**EXERCISE BRIEF**
Say how many lines contain "测产意见", using only the number.

**ENTRIES SHOWN**

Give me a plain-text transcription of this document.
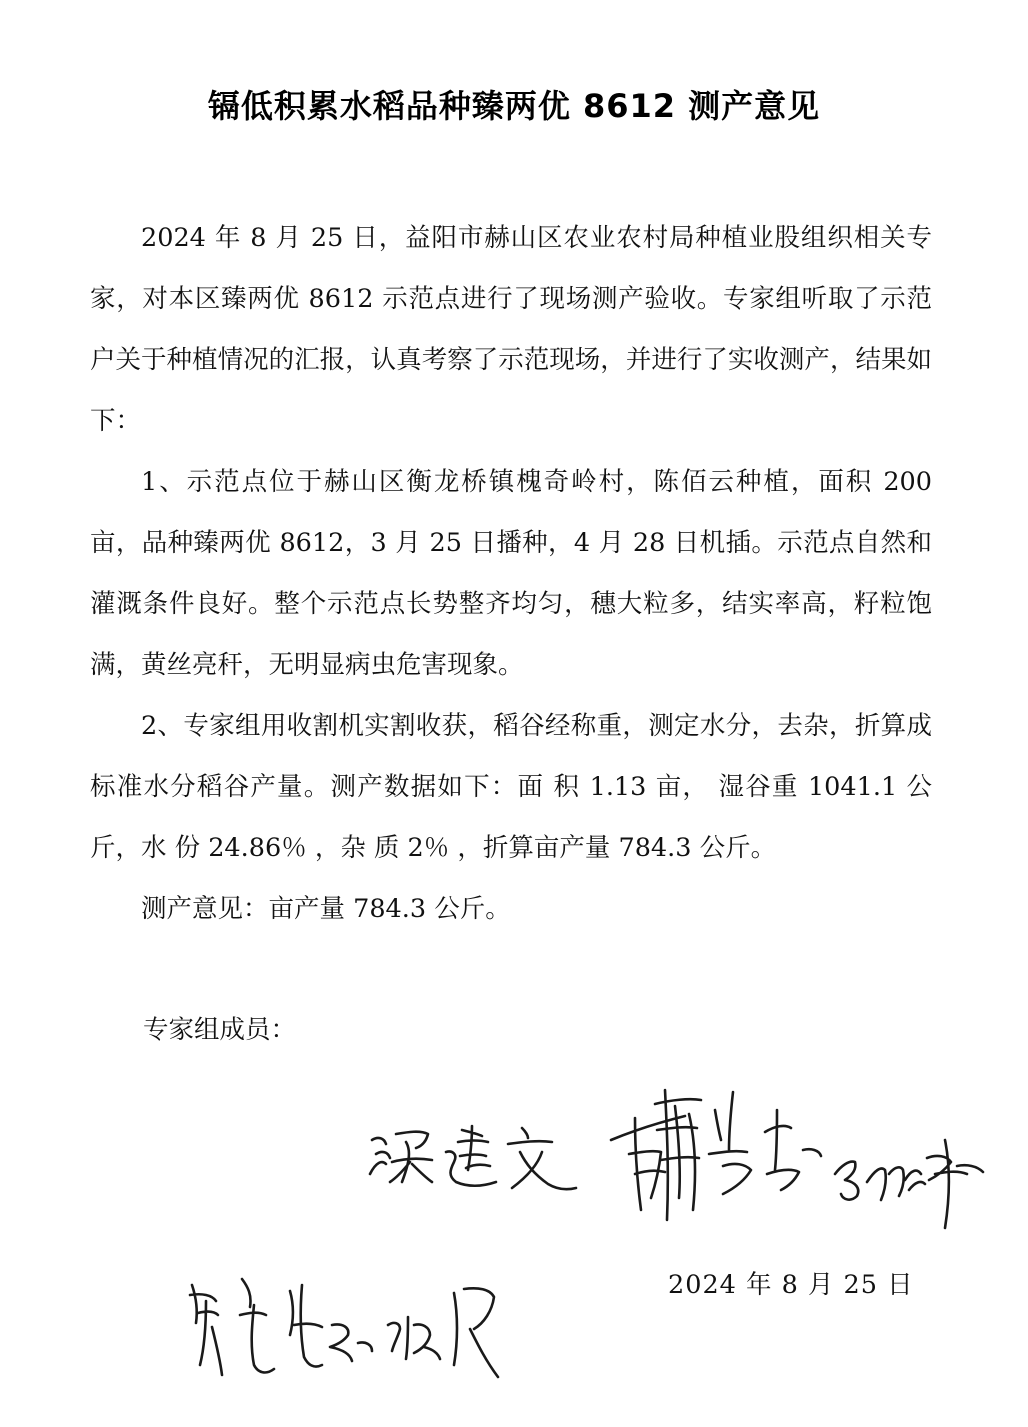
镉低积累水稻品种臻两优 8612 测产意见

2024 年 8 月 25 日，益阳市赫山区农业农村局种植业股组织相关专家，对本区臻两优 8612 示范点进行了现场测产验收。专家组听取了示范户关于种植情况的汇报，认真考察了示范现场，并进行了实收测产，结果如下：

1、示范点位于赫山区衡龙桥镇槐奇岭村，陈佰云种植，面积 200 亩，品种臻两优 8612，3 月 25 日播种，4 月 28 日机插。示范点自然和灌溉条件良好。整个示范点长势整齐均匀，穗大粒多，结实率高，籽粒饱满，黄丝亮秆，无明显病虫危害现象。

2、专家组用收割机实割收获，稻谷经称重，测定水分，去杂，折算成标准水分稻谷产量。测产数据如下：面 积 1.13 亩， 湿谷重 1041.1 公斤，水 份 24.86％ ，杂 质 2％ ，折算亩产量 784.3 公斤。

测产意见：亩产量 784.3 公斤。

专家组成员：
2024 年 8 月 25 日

**SOLUTION**
2